### Recorded data
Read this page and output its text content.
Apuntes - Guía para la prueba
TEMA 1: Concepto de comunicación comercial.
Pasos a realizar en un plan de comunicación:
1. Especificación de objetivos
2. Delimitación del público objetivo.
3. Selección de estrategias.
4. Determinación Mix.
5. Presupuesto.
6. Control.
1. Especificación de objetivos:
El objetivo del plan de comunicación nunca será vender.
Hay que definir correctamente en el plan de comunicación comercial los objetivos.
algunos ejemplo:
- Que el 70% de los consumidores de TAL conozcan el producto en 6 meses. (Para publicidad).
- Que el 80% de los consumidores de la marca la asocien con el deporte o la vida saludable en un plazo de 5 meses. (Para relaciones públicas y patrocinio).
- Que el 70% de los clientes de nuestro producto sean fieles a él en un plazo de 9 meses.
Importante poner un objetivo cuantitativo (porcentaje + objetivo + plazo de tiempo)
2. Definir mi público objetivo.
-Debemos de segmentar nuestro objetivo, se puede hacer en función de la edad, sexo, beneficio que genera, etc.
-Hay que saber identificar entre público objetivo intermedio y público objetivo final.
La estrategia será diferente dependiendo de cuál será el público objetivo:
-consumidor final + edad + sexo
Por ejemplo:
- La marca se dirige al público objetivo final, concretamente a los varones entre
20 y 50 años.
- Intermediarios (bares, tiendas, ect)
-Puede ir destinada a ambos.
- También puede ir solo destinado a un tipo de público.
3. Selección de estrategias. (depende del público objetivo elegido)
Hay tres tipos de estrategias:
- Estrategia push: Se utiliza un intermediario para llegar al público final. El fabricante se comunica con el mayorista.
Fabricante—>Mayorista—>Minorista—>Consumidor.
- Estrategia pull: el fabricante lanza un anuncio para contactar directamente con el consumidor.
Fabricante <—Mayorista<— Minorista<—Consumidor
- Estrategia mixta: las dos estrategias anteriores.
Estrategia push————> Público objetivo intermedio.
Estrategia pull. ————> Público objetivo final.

### Do this
Every record above should be copied exactly.

### Output for this task
Read this page and output its text content.
Apuntes - Guía para la prueba
TEMA 1: Concepto de comunicación comercial.
Pasos a realizar en un plan de comunicación:
1. Especificación de objetivos
2. Delimitación del público objetivo.
3. Selección de estrategias.
4. Determinación Mix.
5. Presupuesto.
6. Control.
1. Especificación de objetivos:
El objetivo del plan de comunicación nunca será vender.
Hay que definir correctamente en el plan de comunicación comercial los objetivos.
algunos ejemplo:
- Que el 70% de los consumidores de TAL conozcan el producto en 6 meses. (Para publicidad).
- Que el 80% de los consumidores de la marca la asocien con el deporte o la vida saludable en un plazo de 5 meses. (Para relaciones públicas y patrocinio).
- Que el 70% de los clientes de nuestro producto sean fieles a él en un plazo de 9 meses.
Importante poner un objetivo cuantitativo (porcentaje + objetivo + plazo de tiempo)
2. Definir mi público objetivo.
-Debemos de segmentar nuestro objetivo, se puede hacer en función de la edad, sexo, beneficio que genera, etc.
-Hay que saber identificar entre público objetivo intermedio y público objetivo final.
La estrategia será diferente dependiendo de cuál será el público objetivo:
-consumidor final + edad + sexo
Por ejemplo:
- La marca se dirige al público objetivo final, concretamente a los varones entre
20 y 50 años.
- Intermediarios (bares, tiendas, ect)
-Puede ir destinada a ambos.
- También puede ir solo destinado a un tipo de público.
3. Selección de estrategias. (depende del público objetivo elegido)
Hay tres tipos de estrategias:
- Estrategia push: Se utiliza un intermediario para llegar al público final. El fabricante se comunica con el mayorista.
Fabricante—>Mayorista—>Minorista—>Consumidor.
- Estrategia pull: el fabricante lanza un anuncio para contactar directamente con el consumidor.
Fabricante <—Mayorista<— Minorista<—Consumidor
- Estrategia mixta: las dos estrategias anteriores.
Estrategia push————> Público objetivo intermedio.
Estrategia pull. ————> Público objetivo final.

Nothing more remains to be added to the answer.